WRITTEN REQUEST: Collect all lines from the records below that include the word "Druckmaschinen".

WORKING DATA start

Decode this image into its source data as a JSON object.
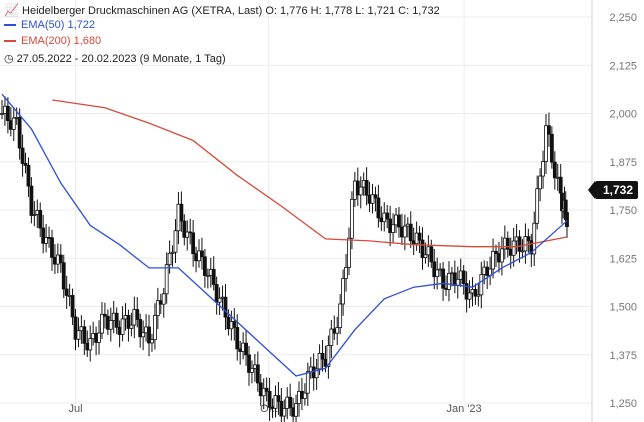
{
  "header": {
    "title": "Heidelberger Druckmaschinen AG (XETRA, Last)",
    "ohlc": {
      "o_label": "O:",
      "o": "1,776",
      "h_label": "H:",
      "h": "1,778",
      "l_label": "L:",
      "l": "1,721",
      "c_label": "C:",
      "c": "1,732"
    },
    "ema50": {
      "label": "EMA(50)",
      "value": "1,722",
      "color": "#2e4fd8"
    },
    "ema200": {
      "label": "EMA(200)",
      "value": "1,680",
      "color": "#d7493b"
    },
    "range": {
      "dates": "27.05.2022 - 20.02.2023",
      "period": "(9 Monate, 1 Tag)"
    }
  },
  "price_tag": "1,732",
  "chart_data": {
    "type": "line",
    "y_axis": {
      "range": [
        1.25,
        2.25
      ],
      "ticks": [
        "2,250",
        "2,125",
        "2,000",
        "1,875",
        "1,750",
        "1,625",
        "1,500",
        "1,375",
        "1,250"
      ],
      "tick_values": [
        2.25,
        2.125,
        2.0,
        1.875,
        1.75,
        1.625,
        1.5,
        1.375,
        1.25
      ],
      "position": "right"
    },
    "x_axis": {
      "ticks": [
        "Jul",
        "Okt",
        "Jan '23"
      ],
      "tick_dates": [
        "2022-07-01",
        "2022-10-01",
        "2023-01-02"
      ],
      "range": [
        "2022-05-27",
        "2023-02-20"
      ]
    },
    "grid": true,
    "series": [
      {
        "name": "Heidelberger Druckmaschinen AG (XETRA, Last)",
        "style": "candles-close",
        "dates": [
          "2022-05-27",
          "2022-06-03",
          "2022-06-10",
          "2022-06-17",
          "2022-06-24",
          "2022-07-01",
          "2022-07-08",
          "2022-07-15",
          "2022-07-22",
          "2022-07-29",
          "2022-08-05",
          "2022-08-12",
          "2022-08-19",
          "2022-08-26",
          "2022-09-02",
          "2022-09-09",
          "2022-09-16",
          "2022-09-23",
          "2022-09-30",
          "2022-10-07",
          "2022-10-14",
          "2022-10-21",
          "2022-10-28",
          "2022-11-04",
          "2022-11-11",
          "2022-11-18",
          "2022-11-25",
          "2022-12-02",
          "2022-12-09",
          "2022-12-16",
          "2022-12-23",
          "2022-12-30",
          "2023-01-06",
          "2023-01-13",
          "2023-01-20",
          "2023-01-27",
          "2023-02-03",
          "2023-02-10",
          "2023-02-17",
          "2023-02-20"
        ],
        "values": [
          2.0,
          1.97,
          1.76,
          1.67,
          1.6,
          1.44,
          1.4,
          1.47,
          1.45,
          1.47,
          1.41,
          1.55,
          1.74,
          1.65,
          1.59,
          1.5,
          1.41,
          1.34,
          1.26,
          1.24,
          1.24,
          1.33,
          1.37,
          1.49,
          1.82,
          1.79,
          1.72,
          1.71,
          1.68,
          1.63,
          1.56,
          1.58,
          1.52,
          1.6,
          1.65,
          1.66,
          1.66,
          1.96,
          1.78,
          1.732
        ]
      },
      {
        "name": "EMA(50)",
        "dates": [
          "2022-05-27",
          "2022-06-10",
          "2022-06-24",
          "2022-07-08",
          "2022-07-22",
          "2022-08-05",
          "2022-08-19",
          "2022-09-02",
          "2022-09-16",
          "2022-09-30",
          "2022-10-14",
          "2022-10-28",
          "2022-11-11",
          "2022-11-25",
          "2022-12-09",
          "2022-12-23",
          "2023-01-06",
          "2023-01-20",
          "2023-02-03",
          "2023-02-20"
        ],
        "values": [
          2.05,
          1.96,
          1.82,
          1.71,
          1.66,
          1.6,
          1.6,
          1.53,
          1.46,
          1.39,
          1.32,
          1.34,
          1.44,
          1.52,
          1.55,
          1.56,
          1.55,
          1.6,
          1.64,
          1.722
        ]
      },
      {
        "name": "EMA(200)",
        "dates": [
          "2022-06-20",
          "2022-07-15",
          "2022-08-05",
          "2022-08-26",
          "2022-09-16",
          "2022-10-07",
          "2022-10-28",
          "2022-11-18",
          "2022-12-09",
          "2023-01-06",
          "2023-01-27",
          "2023-02-20"
        ],
        "values": [
          2.035,
          2.015,
          1.975,
          1.93,
          1.84,
          1.76,
          1.675,
          1.67,
          1.66,
          1.655,
          1.655,
          1.68
        ]
      }
    ]
  }
}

WORKING DATA end

ANSWER BELOW:
    "title": "Heidelberger Druckmaschinen AG (XETRA, Last)",
        "name": "Heidelberger Druckmaschinen AG (XETRA, Last)",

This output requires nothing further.